## Objective
Single out the lines that include the word "Millay". Copy them.

## Data provided
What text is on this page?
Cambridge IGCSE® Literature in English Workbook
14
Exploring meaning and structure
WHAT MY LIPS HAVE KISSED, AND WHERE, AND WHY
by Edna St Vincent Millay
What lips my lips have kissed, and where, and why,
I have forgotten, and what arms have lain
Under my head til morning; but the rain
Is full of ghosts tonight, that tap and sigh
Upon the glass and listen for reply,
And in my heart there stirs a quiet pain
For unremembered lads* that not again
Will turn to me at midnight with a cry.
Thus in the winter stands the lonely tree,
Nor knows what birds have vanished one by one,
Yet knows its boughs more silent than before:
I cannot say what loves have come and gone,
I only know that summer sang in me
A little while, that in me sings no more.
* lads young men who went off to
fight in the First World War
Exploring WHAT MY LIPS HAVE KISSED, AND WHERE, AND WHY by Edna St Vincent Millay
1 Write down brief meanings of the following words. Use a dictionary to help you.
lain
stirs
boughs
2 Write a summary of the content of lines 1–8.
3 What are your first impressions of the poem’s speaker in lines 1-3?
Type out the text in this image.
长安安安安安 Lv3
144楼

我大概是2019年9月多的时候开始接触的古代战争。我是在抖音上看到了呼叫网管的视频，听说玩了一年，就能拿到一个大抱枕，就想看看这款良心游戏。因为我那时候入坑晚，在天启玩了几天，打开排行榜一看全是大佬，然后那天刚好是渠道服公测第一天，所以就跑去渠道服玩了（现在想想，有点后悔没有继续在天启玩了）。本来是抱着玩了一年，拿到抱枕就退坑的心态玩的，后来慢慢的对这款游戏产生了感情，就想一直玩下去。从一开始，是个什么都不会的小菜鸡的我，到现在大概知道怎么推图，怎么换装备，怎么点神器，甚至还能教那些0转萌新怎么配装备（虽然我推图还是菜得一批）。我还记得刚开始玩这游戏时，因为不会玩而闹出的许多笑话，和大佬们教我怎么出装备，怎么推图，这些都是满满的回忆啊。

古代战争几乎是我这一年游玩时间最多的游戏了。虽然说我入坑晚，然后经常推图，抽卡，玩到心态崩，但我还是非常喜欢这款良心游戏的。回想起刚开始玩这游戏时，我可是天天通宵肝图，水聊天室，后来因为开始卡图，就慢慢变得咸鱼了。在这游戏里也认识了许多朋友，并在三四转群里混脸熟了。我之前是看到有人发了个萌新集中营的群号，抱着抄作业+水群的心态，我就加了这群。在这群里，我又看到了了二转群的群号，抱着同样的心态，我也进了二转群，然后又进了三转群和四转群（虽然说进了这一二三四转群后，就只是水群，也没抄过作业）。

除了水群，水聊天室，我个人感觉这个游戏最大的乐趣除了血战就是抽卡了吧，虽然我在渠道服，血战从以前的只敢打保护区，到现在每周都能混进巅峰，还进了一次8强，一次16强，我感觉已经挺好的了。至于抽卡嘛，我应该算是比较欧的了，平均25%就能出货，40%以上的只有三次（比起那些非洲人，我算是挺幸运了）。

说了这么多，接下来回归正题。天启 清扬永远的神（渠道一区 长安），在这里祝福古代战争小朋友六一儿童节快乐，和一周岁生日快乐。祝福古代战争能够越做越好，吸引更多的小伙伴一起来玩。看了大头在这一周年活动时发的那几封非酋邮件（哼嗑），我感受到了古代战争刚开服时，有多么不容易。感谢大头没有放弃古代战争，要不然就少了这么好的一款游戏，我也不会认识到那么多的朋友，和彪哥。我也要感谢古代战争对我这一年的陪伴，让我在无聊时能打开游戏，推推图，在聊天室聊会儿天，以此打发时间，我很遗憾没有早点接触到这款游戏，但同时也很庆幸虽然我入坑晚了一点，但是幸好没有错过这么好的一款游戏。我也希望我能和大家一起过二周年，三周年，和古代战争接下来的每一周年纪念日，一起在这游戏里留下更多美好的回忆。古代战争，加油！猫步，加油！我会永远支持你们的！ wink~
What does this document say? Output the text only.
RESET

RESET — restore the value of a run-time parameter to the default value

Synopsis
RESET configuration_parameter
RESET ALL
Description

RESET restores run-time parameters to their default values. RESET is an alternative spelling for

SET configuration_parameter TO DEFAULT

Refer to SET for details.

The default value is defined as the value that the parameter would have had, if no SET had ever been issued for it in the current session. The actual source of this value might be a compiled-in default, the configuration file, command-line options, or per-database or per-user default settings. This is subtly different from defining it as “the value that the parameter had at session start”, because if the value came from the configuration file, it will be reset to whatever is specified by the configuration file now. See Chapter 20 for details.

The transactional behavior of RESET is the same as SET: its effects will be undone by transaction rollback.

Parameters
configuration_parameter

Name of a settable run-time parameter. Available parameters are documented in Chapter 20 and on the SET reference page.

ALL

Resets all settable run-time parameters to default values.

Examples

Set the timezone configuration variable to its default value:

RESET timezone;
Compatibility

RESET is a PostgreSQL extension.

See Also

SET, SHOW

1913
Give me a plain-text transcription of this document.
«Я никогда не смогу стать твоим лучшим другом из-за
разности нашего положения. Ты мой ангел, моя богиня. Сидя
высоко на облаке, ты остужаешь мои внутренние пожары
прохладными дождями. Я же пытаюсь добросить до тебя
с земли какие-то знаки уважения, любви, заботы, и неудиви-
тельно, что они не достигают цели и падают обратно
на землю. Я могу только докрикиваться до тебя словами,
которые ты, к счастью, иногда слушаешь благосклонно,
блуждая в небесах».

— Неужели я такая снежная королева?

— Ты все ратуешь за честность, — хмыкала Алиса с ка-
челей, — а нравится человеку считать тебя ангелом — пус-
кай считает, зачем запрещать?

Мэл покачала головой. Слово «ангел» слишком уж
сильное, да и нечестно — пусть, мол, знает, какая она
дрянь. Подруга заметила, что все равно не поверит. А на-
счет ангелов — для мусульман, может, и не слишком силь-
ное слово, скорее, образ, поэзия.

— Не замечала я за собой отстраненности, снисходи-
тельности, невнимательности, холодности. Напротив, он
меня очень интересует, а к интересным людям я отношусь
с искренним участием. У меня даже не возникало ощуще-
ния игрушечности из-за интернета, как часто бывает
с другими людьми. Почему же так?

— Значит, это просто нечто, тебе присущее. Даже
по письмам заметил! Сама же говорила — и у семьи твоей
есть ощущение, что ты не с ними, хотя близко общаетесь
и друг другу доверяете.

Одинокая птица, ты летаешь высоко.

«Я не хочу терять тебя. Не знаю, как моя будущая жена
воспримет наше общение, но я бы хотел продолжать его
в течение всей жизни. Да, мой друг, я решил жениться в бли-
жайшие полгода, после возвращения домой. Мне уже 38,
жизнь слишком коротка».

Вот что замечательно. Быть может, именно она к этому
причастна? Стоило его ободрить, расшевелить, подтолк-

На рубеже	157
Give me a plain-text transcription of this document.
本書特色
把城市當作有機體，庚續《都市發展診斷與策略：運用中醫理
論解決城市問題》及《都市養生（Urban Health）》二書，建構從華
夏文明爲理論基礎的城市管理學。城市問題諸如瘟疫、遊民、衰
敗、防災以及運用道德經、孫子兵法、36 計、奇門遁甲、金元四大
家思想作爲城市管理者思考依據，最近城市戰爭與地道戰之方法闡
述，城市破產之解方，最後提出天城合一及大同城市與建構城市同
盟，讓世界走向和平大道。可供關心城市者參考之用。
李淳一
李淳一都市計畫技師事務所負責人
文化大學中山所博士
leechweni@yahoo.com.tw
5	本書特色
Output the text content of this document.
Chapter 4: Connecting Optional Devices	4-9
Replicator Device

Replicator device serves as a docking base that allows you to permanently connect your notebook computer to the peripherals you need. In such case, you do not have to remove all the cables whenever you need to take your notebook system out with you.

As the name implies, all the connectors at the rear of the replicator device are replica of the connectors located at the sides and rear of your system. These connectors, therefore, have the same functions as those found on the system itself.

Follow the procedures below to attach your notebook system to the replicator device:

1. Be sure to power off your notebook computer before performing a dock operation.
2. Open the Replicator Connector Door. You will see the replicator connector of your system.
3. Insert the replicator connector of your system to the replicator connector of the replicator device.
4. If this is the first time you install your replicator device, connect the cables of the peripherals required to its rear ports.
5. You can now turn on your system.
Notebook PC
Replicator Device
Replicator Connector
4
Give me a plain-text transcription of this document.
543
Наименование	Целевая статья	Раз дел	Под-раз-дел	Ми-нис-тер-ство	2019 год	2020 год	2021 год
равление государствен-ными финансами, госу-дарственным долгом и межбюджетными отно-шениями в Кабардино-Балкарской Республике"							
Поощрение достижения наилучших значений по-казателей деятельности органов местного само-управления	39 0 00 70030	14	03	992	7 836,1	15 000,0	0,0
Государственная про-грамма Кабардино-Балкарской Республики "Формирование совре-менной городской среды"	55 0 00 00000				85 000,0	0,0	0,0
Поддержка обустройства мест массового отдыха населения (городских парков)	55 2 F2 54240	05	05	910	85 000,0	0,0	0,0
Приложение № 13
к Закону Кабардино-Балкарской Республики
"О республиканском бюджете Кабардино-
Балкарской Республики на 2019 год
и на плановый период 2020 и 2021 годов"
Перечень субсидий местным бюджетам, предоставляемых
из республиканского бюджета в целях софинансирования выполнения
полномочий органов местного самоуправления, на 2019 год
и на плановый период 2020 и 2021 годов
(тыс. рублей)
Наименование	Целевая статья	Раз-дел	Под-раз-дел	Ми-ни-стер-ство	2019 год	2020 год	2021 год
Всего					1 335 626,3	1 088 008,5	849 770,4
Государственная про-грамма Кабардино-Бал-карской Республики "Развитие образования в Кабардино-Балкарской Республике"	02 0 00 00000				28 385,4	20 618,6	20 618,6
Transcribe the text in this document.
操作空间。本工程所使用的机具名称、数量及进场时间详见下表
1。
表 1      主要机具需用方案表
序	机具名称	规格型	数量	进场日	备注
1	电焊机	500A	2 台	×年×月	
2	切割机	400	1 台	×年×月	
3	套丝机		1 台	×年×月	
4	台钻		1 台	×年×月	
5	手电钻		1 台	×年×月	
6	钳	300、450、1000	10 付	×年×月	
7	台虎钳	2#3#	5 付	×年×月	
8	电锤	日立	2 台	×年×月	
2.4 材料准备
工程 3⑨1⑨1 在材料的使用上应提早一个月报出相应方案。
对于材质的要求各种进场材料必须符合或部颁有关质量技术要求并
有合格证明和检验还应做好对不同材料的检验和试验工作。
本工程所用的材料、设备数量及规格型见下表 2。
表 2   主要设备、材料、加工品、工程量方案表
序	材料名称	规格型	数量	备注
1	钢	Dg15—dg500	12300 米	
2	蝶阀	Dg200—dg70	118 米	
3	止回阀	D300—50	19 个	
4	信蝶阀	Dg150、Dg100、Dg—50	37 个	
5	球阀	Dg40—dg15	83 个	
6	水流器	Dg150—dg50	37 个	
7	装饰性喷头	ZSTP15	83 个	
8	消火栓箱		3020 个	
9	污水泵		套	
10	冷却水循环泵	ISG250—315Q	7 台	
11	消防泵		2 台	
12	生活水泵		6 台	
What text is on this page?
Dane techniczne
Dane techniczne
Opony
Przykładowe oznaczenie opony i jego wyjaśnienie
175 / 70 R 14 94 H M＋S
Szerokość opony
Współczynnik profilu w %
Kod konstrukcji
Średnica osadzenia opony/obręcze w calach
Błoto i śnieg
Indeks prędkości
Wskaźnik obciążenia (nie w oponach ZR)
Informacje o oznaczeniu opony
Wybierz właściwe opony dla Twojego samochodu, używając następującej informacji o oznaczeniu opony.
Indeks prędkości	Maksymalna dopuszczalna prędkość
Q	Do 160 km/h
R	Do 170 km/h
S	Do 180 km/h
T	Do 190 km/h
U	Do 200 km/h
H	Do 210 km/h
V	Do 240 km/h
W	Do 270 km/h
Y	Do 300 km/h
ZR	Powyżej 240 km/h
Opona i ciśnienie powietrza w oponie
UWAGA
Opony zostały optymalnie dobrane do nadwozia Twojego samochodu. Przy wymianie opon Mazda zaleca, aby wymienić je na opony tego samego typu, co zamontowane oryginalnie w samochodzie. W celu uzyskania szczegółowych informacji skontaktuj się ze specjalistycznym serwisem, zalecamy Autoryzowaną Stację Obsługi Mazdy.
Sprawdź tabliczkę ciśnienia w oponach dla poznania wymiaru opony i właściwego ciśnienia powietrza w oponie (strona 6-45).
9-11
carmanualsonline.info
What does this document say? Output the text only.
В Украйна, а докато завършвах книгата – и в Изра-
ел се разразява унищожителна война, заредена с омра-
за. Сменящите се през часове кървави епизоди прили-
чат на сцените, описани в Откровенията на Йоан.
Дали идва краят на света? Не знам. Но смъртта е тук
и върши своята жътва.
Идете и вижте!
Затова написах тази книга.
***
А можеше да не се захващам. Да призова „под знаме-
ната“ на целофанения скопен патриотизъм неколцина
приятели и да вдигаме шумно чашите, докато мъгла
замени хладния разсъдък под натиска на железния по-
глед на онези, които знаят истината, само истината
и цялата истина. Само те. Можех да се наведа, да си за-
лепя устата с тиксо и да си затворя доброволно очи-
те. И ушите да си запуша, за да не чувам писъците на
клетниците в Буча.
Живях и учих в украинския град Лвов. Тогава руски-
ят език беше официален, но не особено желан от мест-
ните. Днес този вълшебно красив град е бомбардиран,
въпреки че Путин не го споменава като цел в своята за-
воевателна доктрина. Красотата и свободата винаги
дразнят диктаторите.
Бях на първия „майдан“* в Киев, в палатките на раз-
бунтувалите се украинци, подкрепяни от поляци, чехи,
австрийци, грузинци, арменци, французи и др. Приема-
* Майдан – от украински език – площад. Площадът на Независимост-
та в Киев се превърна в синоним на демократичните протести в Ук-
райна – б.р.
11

## Written response
by Edna St Vincent Millay
Exploring WHAT MY LIPS HAVE KISSED, AND WHERE, AND WHY by Edna St Vincent Millay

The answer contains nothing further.